[GESTELLTE AUFGABE A]: Worum handelt es sich laut dem Text zum Entlohnungscharakter, wenn die Kosten ganz überwiegend im Interesse des Arbeitgebers liegen?

[VORLIEGENDER TEXT]:
□ □ □ □
Entlohnungscharakter?

Zur Erläuterung: Bei der Beurteilung, ob diese vom Arbeitgeber übernommenen Kosten zum lohnsteuerpflichtigen Arbeitslohn zählt, kommt es aus darauf an, in wessen wesentlichem Interesse die Zahlung liegt. Arbeitslohn im Sinne von § 19 Abs. 1 Einkommenssteuergesetz (EStG) ist dann anzunehmen, wenn der Arbeitnehmer etwas "für" seine Arbeitsleistung als Vorteil erhält. Damit etwa als Arbeitslohn gilt, muss der gewährte Vorteil Entlohnungscharakter für den Arbeitnehmer haben. Wenn die Kosten ganz überwiegend im Arbeitgeberinteresse liegen, ist der Vorteil für den Arbeitnehmer zu vernachlässigen. Es handelt sich dann um Betriebsausgaben des Arbeitgebers, die nicht der Lohnsteuer zu unterwerfen sind.
□ □ □ □
[BEREITGESTELLTE ZEILEN]:
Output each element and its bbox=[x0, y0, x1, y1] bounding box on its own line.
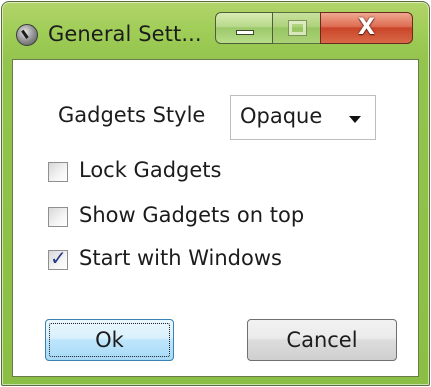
□ □ □ □
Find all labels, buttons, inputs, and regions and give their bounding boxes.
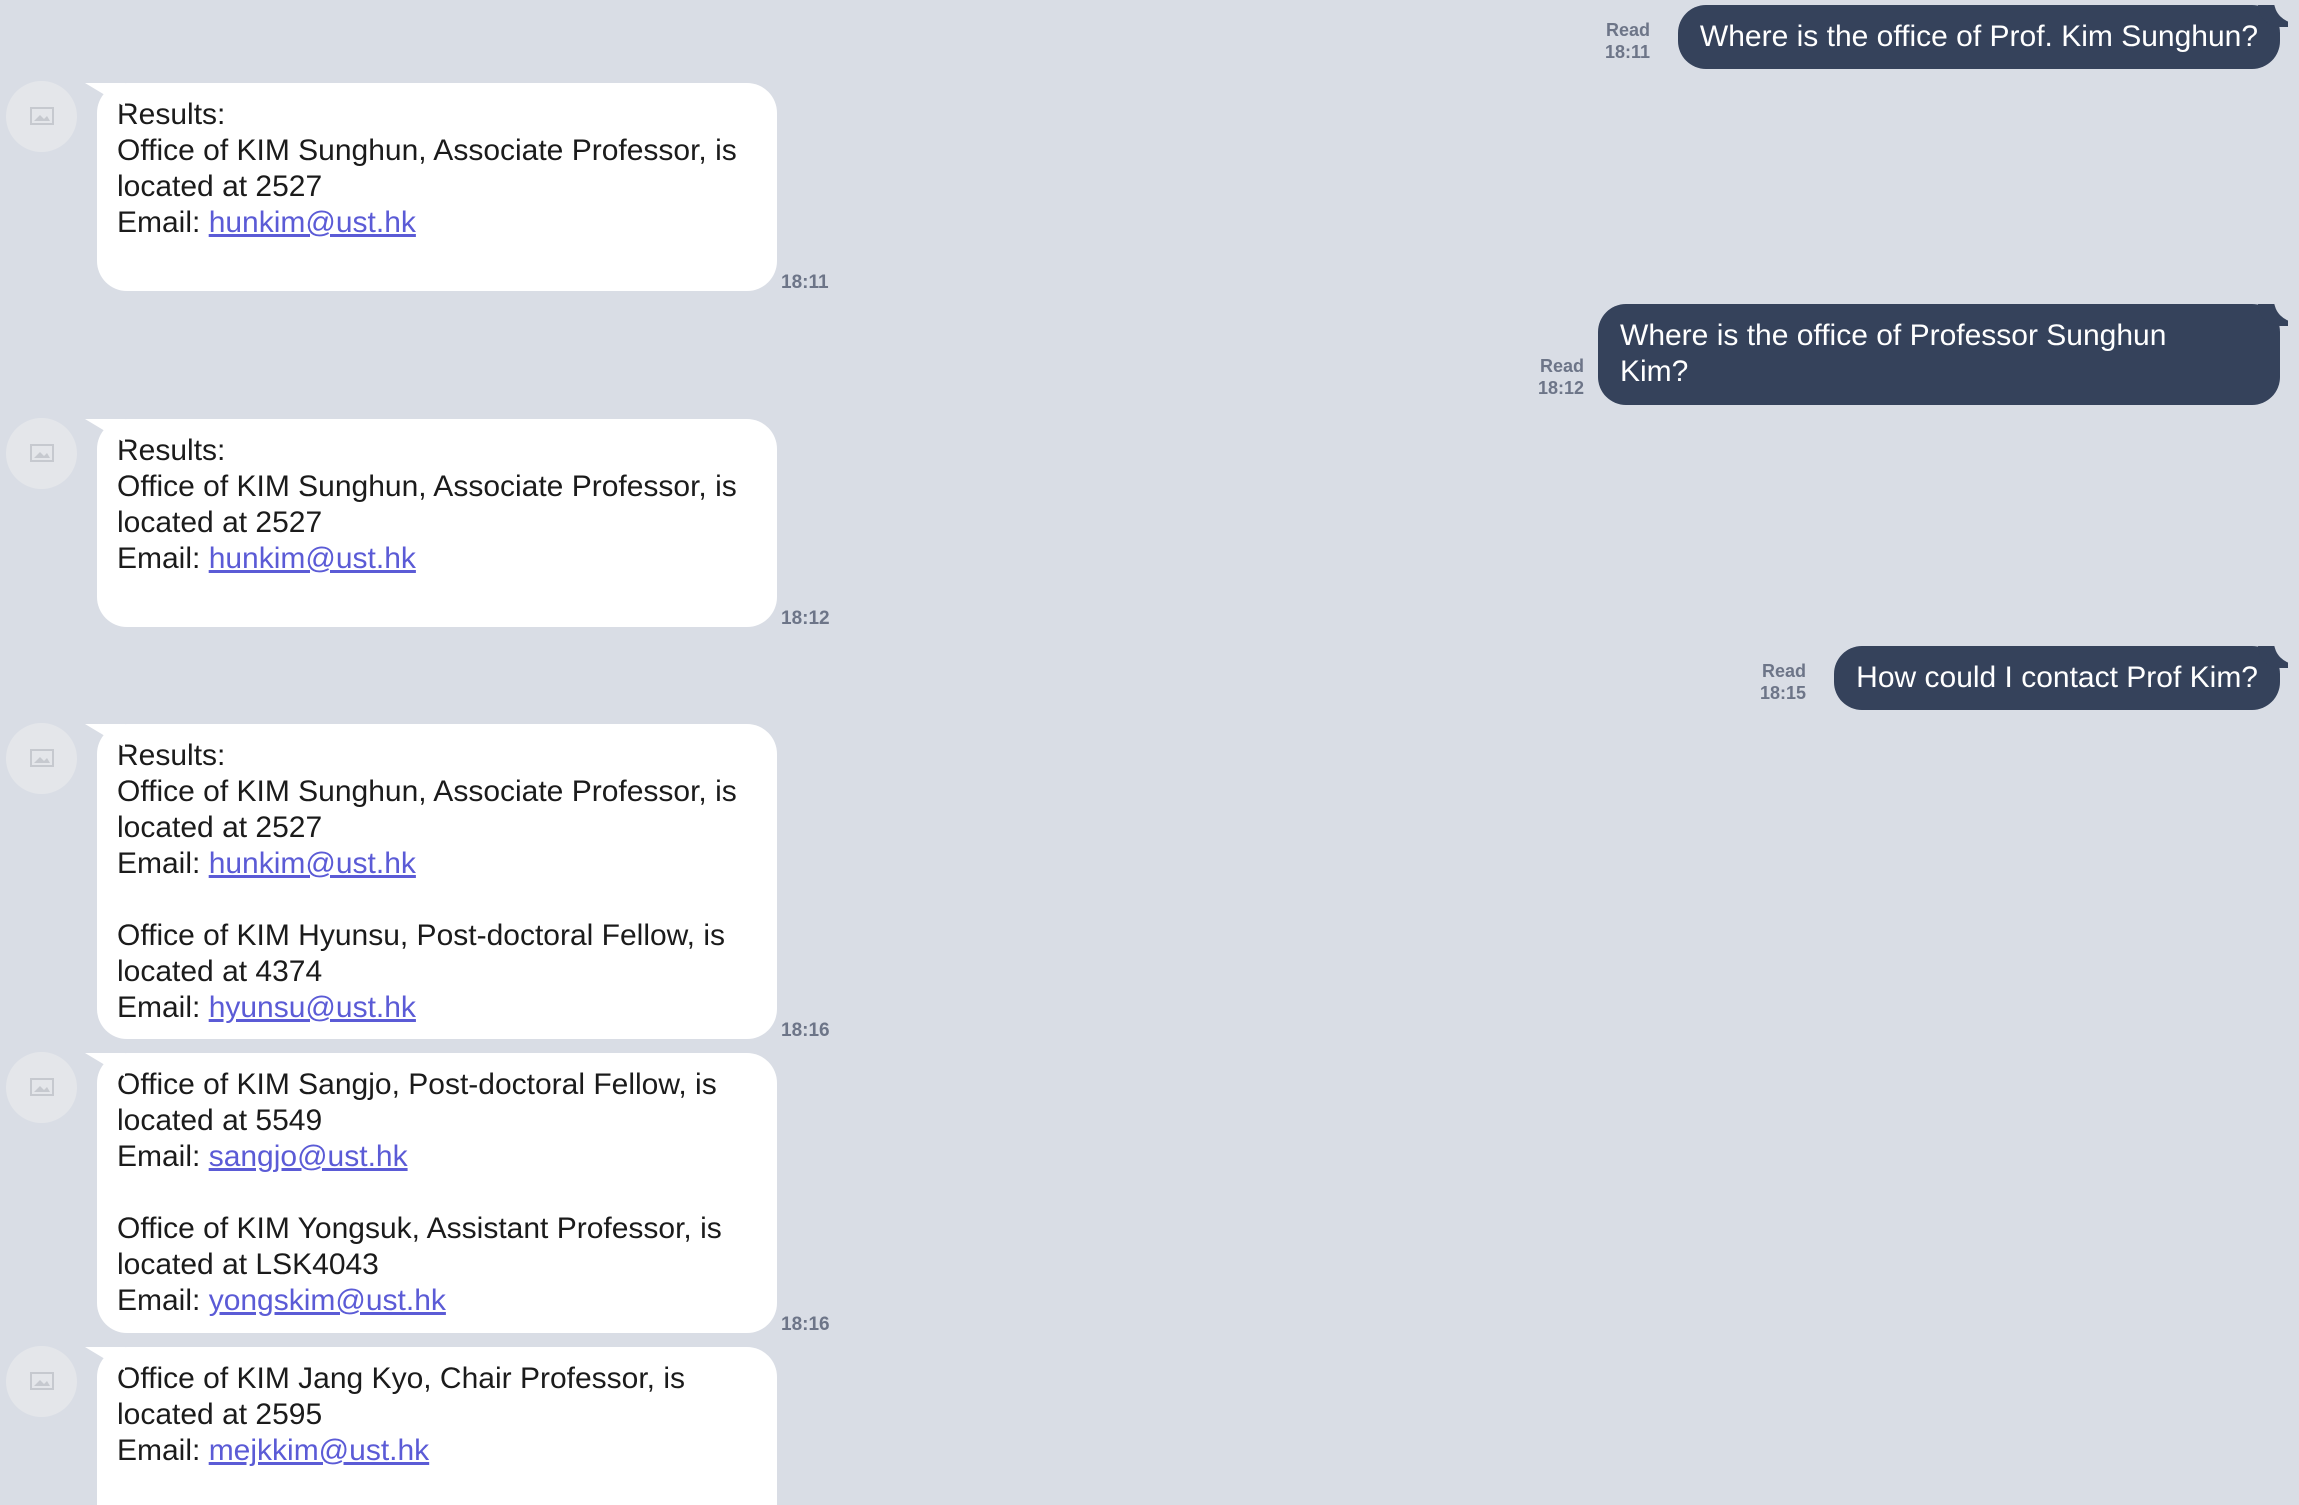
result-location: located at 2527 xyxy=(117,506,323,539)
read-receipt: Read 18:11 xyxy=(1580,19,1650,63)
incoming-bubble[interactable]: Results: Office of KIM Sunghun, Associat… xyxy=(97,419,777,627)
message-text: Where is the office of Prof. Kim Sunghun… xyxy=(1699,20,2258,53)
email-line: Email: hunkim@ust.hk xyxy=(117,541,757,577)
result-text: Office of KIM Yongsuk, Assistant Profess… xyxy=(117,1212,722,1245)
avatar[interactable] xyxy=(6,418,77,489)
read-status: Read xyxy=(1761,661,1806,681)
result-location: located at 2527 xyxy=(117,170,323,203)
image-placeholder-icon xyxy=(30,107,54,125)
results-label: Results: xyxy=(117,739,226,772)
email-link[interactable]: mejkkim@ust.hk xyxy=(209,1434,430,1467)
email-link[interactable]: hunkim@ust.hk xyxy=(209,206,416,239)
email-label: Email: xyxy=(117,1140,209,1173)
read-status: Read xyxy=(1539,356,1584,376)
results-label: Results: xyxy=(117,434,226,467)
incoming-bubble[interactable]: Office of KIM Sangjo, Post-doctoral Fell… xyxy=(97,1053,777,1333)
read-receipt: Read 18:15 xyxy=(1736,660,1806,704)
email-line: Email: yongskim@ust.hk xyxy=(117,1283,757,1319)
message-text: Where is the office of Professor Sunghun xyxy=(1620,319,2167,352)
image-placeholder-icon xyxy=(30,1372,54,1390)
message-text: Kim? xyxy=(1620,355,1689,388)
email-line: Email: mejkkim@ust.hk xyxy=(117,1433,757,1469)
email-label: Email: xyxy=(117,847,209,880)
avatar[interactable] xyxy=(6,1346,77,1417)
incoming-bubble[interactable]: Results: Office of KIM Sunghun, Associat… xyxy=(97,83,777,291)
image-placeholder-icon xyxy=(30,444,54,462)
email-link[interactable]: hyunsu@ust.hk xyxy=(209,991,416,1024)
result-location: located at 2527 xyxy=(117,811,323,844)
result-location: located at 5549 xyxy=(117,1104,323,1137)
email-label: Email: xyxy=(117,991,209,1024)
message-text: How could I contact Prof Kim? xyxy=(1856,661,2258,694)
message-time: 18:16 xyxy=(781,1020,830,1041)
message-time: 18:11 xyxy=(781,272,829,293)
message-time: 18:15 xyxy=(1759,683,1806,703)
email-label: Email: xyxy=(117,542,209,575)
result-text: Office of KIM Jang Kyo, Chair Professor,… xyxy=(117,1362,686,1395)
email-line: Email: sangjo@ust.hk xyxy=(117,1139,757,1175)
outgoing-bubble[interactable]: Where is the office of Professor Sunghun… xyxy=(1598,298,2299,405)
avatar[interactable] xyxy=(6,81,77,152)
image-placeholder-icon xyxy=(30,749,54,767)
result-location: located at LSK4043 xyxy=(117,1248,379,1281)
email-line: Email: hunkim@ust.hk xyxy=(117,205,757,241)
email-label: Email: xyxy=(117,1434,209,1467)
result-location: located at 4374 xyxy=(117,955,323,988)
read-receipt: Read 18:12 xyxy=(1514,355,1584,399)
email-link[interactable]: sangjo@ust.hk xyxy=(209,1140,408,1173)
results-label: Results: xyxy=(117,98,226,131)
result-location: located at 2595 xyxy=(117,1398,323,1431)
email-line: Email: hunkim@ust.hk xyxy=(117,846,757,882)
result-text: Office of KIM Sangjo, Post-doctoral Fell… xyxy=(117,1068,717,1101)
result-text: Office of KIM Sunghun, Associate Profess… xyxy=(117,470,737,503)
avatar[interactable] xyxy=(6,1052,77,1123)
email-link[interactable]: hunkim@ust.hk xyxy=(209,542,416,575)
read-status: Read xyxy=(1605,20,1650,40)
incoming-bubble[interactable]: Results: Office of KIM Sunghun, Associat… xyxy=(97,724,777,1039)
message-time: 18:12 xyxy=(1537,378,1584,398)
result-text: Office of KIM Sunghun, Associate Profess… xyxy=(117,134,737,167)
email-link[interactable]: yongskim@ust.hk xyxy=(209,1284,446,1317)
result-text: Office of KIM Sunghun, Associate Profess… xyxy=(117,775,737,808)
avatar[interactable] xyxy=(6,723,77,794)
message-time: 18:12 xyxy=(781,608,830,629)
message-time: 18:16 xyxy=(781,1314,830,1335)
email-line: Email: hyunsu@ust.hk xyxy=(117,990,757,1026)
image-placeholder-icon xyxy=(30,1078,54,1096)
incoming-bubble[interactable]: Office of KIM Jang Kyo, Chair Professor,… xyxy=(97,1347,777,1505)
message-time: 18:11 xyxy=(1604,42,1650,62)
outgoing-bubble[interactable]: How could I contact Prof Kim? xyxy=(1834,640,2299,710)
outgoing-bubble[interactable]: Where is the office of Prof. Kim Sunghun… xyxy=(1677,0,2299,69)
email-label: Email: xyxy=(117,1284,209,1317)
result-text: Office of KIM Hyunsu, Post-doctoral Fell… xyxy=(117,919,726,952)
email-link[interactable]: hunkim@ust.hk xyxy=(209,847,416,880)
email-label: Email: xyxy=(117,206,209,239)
□ □ □ □
[GESTELLTE AUFGABE B]: Übernimm aus den Zeilen des zweiten Blocks unverändert alles von der Zeile mit „Find all labels, buttons, inputs, and“ bis einschließlich der Zeile mit „message-text: Kim? xyxy=(1620,355,1689,388)“. Die Bilder gehören nicht in die Antwort.

[ANTWORT A]: Es handelt sich dann um Betriebsausgaben des Arbeitgebers, die nicht der Lohnsteuer zu unterwerfen sind.

[ANTWORT B]:
Find all labels, buttons, inputs, and regions and give their bounding boxes.
result-location: located at 2527 xyxy=(117,506,323,539)
read-receipt: Read 18:11 xyxy=(1580,19,1650,63)
incoming-bubble[interactable]: Results: Office of KIM Sunghun, Associat… xyxy=(97,419,777,627)
message-text: Where is the office of Prof. Kim Sunghun… xyxy=(1699,20,2258,53)
email-line: Email: hunkim@ust.hk xyxy=(117,541,757,577)
result-text: Office of KIM Yongsuk, Assistant Profess… xyxy=(117,1212,722,1245)
avatar[interactable] xyxy=(6,418,77,489)
read-status: Read xyxy=(1761,661,1806,681)
result-location: located at 2527 xyxy=(117,170,323,203)
image-placeholder-icon xyxy=(30,107,54,125)
results-label: Results: xyxy=(117,739,226,772)
email-link[interactable]: mejkkim@ust.hk xyxy=(209,1434,430,1467)
email-link[interactable]: hunkim@ust.hk xyxy=(209,206,416,239)
email-label: Email: xyxy=(117,1140,209,1173)
read-status: Read xyxy=(1539,356,1584,376)
results-label: Results: xyxy=(117,434,226,467)
incoming-bubble[interactable]: Office of KIM Sangjo, Post-doctoral Fell… xyxy=(97,1053,777,1333)
read-receipt: Read 18:15 xyxy=(1736,660,1806,704)
email-line: Email: yongskim@ust.hk xyxy=(117,1283,757,1319)
message-text: Where is the office of Professor Sunghun xyxy=(1620,319,2167,352)
image-placeholder-icon xyxy=(30,1372,54,1390)
message-text: Kim? xyxy=(1620,355,1689,388)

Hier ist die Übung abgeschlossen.